— WORK TO DO —
Pull out every line from the listing that has the word "laws".

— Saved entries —
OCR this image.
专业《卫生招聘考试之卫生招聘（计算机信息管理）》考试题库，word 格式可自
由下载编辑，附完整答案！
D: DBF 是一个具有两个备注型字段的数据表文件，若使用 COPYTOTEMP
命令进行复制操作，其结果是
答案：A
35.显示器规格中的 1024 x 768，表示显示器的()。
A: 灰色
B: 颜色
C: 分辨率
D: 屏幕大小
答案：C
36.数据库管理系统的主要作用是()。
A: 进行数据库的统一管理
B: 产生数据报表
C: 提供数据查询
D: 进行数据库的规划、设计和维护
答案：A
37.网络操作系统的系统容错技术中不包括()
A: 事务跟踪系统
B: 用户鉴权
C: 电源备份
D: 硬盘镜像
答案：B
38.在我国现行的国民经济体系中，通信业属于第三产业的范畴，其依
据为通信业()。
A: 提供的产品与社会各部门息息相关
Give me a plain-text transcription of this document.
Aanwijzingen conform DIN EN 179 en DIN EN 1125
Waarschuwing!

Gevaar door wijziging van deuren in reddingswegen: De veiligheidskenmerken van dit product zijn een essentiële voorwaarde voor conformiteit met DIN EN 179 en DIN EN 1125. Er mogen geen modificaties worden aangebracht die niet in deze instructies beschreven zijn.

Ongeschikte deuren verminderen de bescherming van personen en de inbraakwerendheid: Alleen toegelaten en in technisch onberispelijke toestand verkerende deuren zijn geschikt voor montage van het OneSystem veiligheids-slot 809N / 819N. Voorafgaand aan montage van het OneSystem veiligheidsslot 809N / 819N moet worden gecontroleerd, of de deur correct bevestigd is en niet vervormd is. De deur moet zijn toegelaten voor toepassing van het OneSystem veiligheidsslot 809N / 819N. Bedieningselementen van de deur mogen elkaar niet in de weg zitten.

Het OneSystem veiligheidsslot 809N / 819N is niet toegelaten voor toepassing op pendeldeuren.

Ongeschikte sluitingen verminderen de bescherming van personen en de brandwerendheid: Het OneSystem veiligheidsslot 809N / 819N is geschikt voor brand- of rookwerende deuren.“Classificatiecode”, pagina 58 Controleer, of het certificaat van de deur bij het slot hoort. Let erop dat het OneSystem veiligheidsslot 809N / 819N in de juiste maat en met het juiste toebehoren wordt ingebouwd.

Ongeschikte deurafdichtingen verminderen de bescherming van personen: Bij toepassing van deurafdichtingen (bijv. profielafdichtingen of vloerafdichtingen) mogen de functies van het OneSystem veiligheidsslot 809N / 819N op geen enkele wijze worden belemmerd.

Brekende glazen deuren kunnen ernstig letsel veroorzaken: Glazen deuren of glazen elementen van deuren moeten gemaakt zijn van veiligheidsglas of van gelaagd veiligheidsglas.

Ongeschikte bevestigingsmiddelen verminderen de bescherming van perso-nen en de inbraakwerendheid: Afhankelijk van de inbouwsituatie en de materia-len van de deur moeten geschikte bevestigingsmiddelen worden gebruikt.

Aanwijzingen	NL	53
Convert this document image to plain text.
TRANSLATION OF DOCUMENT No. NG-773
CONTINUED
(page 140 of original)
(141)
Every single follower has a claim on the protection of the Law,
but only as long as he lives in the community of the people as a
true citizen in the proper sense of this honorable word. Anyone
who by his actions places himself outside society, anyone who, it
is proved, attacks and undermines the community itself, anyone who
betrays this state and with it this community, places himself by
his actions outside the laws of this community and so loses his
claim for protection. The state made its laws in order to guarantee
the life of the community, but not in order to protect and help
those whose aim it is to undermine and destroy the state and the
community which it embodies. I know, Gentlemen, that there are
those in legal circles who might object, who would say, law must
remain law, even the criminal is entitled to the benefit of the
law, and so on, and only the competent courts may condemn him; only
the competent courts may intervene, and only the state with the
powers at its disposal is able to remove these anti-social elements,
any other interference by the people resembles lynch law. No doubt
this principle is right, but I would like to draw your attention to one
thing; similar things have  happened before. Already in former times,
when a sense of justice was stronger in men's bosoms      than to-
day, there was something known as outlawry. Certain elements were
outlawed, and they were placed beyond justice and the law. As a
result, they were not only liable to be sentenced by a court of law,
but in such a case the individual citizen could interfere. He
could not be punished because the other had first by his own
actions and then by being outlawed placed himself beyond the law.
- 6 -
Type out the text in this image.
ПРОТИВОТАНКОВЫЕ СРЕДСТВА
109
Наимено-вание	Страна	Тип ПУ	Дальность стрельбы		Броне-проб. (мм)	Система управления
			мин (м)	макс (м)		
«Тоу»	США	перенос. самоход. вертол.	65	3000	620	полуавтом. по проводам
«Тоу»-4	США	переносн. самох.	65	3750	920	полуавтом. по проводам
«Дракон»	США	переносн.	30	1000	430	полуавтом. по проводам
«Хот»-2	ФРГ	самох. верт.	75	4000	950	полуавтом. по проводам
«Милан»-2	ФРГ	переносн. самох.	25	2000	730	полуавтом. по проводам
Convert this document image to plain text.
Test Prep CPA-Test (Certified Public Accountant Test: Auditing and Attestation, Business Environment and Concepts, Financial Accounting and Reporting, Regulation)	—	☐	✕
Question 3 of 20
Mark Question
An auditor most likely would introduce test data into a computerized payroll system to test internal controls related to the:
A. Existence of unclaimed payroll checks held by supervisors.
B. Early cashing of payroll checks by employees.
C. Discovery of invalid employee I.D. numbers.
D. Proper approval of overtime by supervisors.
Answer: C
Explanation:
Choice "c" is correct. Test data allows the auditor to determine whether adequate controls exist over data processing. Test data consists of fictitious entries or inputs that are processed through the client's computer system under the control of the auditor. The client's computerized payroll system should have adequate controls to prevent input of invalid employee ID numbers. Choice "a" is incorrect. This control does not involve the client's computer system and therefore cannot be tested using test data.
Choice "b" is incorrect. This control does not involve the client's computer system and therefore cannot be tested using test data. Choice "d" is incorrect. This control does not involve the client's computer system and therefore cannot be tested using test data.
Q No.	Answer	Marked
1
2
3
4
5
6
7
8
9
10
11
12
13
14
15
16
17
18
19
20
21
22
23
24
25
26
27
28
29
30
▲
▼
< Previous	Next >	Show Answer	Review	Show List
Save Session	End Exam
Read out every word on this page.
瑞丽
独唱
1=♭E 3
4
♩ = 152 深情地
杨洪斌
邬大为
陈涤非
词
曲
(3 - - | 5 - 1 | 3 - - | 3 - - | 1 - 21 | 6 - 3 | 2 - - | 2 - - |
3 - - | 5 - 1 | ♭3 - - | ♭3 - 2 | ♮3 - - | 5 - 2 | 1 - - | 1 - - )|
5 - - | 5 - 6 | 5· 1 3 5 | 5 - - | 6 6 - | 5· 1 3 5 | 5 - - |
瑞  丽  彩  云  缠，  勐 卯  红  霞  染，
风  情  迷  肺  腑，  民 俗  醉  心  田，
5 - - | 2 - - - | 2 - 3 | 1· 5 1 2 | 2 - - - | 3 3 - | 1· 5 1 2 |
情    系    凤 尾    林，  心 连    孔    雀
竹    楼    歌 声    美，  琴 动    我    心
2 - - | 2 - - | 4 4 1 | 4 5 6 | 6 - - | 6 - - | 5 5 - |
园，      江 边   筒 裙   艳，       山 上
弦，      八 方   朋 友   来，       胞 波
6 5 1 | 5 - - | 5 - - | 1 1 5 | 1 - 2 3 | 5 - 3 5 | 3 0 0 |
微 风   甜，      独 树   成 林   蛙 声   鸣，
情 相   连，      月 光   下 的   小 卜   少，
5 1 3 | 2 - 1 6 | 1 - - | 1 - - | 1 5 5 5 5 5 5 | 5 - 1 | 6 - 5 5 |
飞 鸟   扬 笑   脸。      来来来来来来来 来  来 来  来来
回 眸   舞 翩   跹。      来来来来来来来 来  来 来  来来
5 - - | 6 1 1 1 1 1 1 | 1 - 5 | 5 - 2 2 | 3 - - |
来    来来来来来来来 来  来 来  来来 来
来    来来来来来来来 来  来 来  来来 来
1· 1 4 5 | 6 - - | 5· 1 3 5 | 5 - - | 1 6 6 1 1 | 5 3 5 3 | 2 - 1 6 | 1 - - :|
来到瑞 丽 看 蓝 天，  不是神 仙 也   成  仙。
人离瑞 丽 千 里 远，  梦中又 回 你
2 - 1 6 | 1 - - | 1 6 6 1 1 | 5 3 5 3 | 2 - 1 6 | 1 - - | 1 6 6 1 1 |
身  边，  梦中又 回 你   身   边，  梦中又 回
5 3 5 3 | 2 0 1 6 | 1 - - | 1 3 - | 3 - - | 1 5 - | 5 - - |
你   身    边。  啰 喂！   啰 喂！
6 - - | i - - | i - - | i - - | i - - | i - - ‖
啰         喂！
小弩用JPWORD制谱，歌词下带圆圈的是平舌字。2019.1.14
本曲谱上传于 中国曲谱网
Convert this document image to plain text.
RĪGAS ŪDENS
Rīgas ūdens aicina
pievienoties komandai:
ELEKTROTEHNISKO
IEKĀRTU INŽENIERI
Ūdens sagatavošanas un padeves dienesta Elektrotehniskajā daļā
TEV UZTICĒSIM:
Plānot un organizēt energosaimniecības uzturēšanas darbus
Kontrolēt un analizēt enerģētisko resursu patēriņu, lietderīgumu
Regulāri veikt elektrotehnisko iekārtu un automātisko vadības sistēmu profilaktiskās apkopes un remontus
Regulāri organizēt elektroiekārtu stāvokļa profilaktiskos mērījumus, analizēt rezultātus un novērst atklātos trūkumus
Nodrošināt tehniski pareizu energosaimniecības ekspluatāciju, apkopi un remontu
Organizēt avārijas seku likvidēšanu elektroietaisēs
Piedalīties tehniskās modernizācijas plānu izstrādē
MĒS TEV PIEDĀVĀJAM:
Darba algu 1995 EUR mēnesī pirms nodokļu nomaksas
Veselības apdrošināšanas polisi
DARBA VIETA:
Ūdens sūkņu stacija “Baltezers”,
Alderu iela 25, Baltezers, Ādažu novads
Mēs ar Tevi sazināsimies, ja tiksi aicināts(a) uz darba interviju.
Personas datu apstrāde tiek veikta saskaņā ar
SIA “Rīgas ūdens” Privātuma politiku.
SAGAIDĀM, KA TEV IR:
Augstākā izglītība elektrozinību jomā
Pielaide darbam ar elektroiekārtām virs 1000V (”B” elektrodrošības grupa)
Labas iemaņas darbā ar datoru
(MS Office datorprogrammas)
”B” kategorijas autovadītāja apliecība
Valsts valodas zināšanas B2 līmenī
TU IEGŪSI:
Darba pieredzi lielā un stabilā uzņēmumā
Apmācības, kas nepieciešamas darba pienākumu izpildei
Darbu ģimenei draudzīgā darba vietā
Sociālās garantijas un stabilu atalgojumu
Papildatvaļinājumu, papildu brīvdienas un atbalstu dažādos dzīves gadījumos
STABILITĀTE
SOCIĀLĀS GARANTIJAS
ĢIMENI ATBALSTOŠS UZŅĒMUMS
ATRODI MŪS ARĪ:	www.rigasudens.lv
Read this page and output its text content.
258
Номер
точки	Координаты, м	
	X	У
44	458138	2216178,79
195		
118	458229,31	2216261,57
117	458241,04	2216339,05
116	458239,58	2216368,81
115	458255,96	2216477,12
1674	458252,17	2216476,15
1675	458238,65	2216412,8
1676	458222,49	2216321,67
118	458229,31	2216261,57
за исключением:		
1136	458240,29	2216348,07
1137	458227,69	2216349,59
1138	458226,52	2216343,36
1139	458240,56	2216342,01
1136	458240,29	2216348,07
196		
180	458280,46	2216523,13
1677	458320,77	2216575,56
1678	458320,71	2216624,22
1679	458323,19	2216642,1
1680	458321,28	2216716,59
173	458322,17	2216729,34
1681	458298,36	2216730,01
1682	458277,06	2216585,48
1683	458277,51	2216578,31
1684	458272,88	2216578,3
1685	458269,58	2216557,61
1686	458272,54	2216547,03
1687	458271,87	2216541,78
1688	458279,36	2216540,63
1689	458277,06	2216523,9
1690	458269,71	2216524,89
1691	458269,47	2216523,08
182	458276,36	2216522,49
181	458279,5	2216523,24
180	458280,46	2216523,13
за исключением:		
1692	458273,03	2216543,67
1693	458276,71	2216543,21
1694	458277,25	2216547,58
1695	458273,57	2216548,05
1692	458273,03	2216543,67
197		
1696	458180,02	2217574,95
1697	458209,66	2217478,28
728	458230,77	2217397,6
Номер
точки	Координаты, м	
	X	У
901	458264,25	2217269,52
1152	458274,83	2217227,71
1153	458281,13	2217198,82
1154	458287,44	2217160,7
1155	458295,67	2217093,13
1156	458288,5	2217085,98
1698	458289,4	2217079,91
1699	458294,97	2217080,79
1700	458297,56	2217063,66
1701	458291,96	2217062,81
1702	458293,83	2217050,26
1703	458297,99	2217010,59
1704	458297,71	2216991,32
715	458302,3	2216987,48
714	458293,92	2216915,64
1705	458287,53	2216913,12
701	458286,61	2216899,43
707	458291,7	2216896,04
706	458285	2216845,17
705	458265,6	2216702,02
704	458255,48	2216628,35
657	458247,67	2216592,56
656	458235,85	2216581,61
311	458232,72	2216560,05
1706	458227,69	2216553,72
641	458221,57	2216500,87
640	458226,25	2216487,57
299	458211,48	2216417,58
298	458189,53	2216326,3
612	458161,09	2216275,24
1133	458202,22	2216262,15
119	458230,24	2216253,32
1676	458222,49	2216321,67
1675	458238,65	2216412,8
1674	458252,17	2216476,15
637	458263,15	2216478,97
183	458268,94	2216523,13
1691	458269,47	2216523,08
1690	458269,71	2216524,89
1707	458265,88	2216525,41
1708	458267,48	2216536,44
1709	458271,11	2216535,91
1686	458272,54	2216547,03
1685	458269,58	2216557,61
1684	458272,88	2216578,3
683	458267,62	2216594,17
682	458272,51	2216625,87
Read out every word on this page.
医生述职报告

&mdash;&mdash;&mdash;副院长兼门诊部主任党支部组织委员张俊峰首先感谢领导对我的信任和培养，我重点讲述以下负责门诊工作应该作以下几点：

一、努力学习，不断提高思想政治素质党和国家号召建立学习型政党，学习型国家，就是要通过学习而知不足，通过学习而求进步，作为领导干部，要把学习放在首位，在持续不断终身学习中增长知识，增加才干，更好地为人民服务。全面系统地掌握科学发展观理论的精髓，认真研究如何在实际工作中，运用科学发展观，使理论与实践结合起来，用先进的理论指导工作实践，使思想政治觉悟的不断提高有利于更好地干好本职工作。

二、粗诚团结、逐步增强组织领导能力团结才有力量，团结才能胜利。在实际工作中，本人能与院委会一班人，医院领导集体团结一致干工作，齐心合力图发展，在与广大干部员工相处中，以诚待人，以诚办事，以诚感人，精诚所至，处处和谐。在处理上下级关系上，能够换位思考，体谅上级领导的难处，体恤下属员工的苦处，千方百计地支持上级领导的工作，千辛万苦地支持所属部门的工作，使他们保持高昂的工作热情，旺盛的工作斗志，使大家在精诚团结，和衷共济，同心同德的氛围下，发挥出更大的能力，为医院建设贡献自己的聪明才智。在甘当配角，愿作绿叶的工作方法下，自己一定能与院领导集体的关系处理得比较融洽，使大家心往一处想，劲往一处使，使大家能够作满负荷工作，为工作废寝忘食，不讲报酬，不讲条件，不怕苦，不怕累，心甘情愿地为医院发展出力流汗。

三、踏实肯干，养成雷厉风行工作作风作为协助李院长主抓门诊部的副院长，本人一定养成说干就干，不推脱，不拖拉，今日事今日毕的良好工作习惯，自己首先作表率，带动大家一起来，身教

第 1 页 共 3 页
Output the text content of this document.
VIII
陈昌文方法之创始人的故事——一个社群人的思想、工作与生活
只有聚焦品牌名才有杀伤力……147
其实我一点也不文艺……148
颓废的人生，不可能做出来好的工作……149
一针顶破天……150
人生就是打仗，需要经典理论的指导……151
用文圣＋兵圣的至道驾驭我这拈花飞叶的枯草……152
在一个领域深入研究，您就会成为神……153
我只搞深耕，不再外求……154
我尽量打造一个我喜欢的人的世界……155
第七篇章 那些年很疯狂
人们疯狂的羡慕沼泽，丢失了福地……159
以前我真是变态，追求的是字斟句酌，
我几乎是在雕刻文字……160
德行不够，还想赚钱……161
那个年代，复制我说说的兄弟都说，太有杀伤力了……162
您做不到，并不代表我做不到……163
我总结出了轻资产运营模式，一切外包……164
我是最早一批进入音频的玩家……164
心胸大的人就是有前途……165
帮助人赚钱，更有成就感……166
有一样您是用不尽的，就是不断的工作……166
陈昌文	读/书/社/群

— FINISHED ANSWER —
his actions outside the laws of this community and so loses his
claim for protection. The state made its laws in order to guarantee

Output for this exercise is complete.